-- start Exercise inputs --

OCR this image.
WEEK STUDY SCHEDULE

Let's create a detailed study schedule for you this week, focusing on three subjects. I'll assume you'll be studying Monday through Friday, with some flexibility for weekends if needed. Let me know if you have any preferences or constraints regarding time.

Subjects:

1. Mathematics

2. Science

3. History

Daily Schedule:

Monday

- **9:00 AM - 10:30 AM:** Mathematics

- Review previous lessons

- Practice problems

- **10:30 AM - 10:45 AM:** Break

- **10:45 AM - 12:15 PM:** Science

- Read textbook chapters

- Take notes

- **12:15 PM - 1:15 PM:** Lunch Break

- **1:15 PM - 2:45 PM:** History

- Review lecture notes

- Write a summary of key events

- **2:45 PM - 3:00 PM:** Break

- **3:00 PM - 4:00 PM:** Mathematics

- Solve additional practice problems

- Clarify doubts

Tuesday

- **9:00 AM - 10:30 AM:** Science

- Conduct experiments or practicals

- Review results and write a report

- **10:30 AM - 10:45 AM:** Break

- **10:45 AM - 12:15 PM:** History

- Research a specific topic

-- end Exercise inputs --

## Problem to work on:
Output an exact copy of each record.

## Answer to this problem:
OCR this image.
WEEK STUDY SCHEDULE

Let's create a detailed study schedule for you this week, focusing on three subjects. I'll assume you'll be studying Monday through Friday, with some flexibility for weekends if needed. Let me know if you have any preferences or constraints regarding time.

Subjects:

1. Mathematics

2. Science

3. History

Daily Schedule:

Monday

- **9:00 AM - 10:30 AM:** Mathematics

- Review previous lessons

- Practice problems

- **10:30 AM - 10:45 AM:** Break

- **10:45 AM - 12:15 PM:** Science

- Read textbook chapters

- Take notes

- **12:15 PM - 1:15 PM:** Lunch Break

- **1:15 PM - 2:45 PM:** History

- Review lecture notes

- Write a summary of key events

- **2:45 PM - 3:00 PM:** Break

- **3:00 PM - 4:00 PM:** Mathematics

- Solve additional practice problems

- Clarify doubts

Tuesday

- **9:00 AM - 10:30 AM:** Science

- Conduct experiments or practicals

- Review results and write a report

- **10:30 AM - 10:45 AM:** Break

- **10:45 AM - 12:15 PM:** History

- Research a specific topic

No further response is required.